Data for this task —
(begin)

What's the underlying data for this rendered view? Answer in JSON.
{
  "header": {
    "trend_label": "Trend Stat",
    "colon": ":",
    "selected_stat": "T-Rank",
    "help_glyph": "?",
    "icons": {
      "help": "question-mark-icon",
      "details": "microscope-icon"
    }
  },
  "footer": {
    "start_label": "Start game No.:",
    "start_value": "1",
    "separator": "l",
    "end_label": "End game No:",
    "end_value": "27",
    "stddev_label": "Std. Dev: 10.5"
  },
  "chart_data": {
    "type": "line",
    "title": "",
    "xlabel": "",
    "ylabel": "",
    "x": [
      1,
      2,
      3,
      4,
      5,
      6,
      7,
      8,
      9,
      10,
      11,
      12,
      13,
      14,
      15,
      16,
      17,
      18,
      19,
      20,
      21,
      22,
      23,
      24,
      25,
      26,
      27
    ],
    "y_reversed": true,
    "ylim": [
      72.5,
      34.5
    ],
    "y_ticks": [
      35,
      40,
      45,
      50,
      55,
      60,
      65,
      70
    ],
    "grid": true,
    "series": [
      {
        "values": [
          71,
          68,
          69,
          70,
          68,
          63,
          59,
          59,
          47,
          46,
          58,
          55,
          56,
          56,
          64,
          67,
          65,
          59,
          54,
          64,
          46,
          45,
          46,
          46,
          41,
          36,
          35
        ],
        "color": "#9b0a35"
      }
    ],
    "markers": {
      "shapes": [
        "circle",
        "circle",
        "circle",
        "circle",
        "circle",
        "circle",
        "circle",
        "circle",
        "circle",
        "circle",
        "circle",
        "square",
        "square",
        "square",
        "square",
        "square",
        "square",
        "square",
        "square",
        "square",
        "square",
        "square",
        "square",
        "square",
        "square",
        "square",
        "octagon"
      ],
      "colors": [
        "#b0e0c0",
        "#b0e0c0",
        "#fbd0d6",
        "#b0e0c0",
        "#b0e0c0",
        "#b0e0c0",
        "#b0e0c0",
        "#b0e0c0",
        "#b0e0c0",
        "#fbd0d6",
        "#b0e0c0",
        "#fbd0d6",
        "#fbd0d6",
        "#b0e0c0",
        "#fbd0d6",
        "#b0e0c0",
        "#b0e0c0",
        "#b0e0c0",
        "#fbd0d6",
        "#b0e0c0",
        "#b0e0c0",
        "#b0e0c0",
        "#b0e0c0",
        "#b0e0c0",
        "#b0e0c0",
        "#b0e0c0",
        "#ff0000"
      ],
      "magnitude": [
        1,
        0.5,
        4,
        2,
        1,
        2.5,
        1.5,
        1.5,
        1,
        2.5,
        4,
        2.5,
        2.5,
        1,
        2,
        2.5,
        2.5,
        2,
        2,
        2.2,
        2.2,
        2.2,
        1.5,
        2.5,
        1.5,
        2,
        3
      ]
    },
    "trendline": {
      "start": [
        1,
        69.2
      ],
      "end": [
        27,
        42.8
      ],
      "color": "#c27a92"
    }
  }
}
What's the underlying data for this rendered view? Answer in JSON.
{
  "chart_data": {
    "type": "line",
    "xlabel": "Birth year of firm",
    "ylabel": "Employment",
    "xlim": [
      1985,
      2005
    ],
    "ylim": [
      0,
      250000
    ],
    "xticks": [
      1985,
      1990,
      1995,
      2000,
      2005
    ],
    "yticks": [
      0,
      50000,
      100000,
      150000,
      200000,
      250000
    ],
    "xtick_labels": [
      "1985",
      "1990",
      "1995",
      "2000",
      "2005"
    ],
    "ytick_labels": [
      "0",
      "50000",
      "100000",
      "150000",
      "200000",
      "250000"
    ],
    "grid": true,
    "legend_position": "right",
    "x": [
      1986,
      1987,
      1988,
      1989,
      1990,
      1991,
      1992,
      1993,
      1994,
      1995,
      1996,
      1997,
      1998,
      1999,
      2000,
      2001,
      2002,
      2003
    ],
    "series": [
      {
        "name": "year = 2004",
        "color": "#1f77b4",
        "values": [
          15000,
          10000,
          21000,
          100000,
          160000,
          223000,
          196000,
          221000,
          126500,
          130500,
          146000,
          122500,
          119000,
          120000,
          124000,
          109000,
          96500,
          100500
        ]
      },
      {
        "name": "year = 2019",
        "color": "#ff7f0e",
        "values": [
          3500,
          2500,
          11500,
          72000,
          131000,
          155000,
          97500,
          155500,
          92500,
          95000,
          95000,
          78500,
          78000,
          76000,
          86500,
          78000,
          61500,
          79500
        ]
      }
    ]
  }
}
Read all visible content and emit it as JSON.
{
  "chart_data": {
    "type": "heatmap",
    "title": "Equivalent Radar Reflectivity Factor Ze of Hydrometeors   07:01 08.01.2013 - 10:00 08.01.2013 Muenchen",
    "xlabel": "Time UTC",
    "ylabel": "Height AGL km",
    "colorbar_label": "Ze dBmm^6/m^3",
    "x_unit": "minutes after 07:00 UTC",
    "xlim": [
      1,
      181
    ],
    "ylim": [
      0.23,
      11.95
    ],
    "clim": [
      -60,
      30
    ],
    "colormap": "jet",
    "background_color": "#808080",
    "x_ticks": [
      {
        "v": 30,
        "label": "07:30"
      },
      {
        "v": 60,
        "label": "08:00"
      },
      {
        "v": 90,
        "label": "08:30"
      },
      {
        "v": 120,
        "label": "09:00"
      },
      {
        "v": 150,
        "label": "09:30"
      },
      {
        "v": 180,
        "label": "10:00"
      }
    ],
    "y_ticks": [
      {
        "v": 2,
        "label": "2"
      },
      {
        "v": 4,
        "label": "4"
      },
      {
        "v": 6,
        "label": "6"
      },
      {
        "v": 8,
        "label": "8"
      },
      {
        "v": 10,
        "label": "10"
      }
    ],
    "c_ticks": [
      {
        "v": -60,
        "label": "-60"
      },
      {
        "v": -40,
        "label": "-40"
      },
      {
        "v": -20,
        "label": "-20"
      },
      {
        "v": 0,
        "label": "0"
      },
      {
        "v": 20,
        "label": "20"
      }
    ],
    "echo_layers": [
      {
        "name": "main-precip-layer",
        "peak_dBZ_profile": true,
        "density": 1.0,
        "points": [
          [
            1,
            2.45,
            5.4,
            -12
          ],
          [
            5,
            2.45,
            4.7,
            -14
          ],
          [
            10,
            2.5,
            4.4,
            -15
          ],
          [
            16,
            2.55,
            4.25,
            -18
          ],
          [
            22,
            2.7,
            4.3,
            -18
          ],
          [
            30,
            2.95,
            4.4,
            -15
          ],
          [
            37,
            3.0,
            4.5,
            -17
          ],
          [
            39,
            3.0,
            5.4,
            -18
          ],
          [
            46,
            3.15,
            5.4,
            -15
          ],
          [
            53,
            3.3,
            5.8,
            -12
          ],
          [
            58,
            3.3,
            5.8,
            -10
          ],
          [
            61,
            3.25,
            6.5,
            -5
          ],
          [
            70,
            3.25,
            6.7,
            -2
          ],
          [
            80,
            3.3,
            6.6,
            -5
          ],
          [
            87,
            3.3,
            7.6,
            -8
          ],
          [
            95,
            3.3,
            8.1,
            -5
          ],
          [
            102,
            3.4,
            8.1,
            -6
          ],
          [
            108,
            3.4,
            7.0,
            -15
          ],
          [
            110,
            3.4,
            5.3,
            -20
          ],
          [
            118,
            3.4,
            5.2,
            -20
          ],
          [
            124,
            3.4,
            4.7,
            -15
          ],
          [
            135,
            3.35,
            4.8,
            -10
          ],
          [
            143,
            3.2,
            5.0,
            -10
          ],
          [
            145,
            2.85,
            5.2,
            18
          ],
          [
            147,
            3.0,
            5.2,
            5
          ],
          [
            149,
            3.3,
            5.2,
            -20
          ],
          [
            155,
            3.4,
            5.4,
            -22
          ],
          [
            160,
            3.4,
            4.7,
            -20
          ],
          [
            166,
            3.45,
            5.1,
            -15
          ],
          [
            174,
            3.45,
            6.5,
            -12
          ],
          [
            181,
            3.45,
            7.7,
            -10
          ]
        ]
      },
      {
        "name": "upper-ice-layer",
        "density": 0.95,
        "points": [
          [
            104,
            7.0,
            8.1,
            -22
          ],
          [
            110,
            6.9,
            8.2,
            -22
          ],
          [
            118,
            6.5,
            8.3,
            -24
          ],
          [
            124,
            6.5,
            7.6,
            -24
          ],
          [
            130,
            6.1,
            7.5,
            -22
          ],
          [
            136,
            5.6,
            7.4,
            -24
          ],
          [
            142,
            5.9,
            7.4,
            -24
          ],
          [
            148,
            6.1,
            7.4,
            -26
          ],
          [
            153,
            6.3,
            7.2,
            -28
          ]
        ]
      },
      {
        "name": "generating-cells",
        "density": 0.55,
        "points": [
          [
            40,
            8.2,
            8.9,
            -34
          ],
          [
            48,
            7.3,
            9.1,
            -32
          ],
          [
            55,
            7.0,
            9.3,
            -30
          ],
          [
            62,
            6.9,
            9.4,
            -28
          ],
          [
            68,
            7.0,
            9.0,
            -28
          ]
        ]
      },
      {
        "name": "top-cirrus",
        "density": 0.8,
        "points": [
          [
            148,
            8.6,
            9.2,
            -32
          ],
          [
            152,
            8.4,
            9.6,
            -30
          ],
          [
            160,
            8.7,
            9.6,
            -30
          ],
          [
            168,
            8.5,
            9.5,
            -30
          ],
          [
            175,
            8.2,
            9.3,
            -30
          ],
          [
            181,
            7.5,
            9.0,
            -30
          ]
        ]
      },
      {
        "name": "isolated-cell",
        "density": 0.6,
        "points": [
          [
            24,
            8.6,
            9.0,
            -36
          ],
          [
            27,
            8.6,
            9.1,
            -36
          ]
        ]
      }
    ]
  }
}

(end)

Exercise requirements — Scan the entries above for the word "xlabel" and collect each line holding it.

Reply —
    "xlabel": "",
    "xlabel": "Birth year of firm",
    "xlabel": "Time UTC",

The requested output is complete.